_Directions for this task_: Will you write out all the entries below exactly?
*** Task inputs ***
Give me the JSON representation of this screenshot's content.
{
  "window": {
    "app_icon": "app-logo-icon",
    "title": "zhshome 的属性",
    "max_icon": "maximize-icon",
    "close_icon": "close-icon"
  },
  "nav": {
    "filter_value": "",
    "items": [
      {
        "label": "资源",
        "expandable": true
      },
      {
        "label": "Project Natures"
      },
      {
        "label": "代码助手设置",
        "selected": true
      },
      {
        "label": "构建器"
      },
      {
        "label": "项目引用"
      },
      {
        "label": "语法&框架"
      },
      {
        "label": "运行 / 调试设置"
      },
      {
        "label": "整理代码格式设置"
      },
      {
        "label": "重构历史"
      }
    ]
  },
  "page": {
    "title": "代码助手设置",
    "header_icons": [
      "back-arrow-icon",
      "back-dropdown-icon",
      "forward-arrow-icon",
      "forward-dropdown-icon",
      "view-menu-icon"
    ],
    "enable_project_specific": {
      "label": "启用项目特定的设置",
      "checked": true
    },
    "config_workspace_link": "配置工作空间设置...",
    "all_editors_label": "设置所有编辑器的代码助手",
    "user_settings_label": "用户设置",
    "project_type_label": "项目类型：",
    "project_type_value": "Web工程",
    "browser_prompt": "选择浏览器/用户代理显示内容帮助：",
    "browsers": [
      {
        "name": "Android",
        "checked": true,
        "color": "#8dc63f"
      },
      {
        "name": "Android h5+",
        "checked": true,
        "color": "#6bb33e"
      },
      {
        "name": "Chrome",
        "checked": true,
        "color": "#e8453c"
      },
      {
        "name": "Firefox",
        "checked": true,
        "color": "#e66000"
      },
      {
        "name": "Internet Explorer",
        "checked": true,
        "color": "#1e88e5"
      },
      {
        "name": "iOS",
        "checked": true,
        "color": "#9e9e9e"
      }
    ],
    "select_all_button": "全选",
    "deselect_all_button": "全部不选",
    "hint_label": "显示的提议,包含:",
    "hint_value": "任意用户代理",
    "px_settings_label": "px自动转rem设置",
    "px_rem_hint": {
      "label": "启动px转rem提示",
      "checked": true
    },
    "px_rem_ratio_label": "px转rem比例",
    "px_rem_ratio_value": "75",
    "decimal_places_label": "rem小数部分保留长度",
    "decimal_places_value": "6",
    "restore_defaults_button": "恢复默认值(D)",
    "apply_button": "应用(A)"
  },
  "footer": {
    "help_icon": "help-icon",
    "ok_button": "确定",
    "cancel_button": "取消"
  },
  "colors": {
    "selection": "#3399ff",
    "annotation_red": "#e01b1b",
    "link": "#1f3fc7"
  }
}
***
_Output for this task_:
Give me the JSON representation of this screenshot's content.
{
  "window": {
    "app_icon": "app-logo-icon",
    "title": "zhshome 的属性",
    "max_icon": "maximize-icon",
    "close_icon": "close-icon"
  },
  "nav": {
    "filter_value": "",
    "items": [
      {
        "label": "资源",
        "expandable": true
      },
      {
        "label": "Project Natures"
      },
      {
        "label": "代码助手设置",
        "selected": true
      },
      {
        "label": "构建器"
      },
      {
        "label": "项目引用"
      },
      {
        "label": "语法&框架"
      },
      {
        "label": "运行 / 调试设置"
      },
      {
        "label": "整理代码格式设置"
      },
      {
        "label": "重构历史"
      }
    ]
  },
  "page": {
    "title": "代码助手设置",
    "header_icons": [
      "back-arrow-icon",
      "back-dropdown-icon",
      "forward-arrow-icon",
      "forward-dropdown-icon",
      "view-menu-icon"
    ],
    "enable_project_specific": {
      "label": "启用项目特定的设置",
      "checked": true
    },
    "config_workspace_link": "配置工作空间设置...",
    "all_editors_label": "设置所有编辑器的代码助手",
    "user_settings_label": "用户设置",
    "project_type_label": "项目类型：",
    "project_type_value": "Web工程",
    "browser_prompt": "选择浏览器/用户代理显示内容帮助：",
    "browsers": [
      {
        "name": "Android",
        "checked": true,
        "color": "#8dc63f"
      },
      {
        "name": "Android h5+",
        "checked": true,
        "color": "#6bb33e"
      },
      {
        "name": "Chrome",
        "checked": true,
        "color": "#e8453c"
      },
      {
        "name": "Firefox",
        "checked": true,
        "color": "#e66000"
      },
      {
        "name": "Internet Explorer",
        "checked": true,
        "color": "#1e88e5"
      },
      {
        "name": "iOS",
        "checked": true,
        "color": "#9e9e9e"
      }
    ],
    "select_all_button": "全选",
    "deselect_all_button": "全部不选",
    "hint_label": "显示的提议,包含:",
    "hint_value": "任意用户代理",
    "px_settings_label": "px自动转rem设置",
    "px_rem_hint": {
      "label": "启动px转rem提示",
      "checked": true
    },
    "px_rem_ratio_label": "px转rem比例",
    "px_rem_ratio_value": "75",
    "decimal_places_label": "rem小数部分保留长度",
    "decimal_places_value": "6",
    "restore_defaults_button": "恢复默认值(D)",
    "apply_button": "应用(A)"
  },
  "footer": {
    "help_icon": "help-icon",
    "ok_button": "确定",
    "cancel_button": "取消"
  },
  "colors": {
    "selection": "#3399ff",
    "annotation_red": "#e01b1b",
    "link": "#1f3fc7"
  }
}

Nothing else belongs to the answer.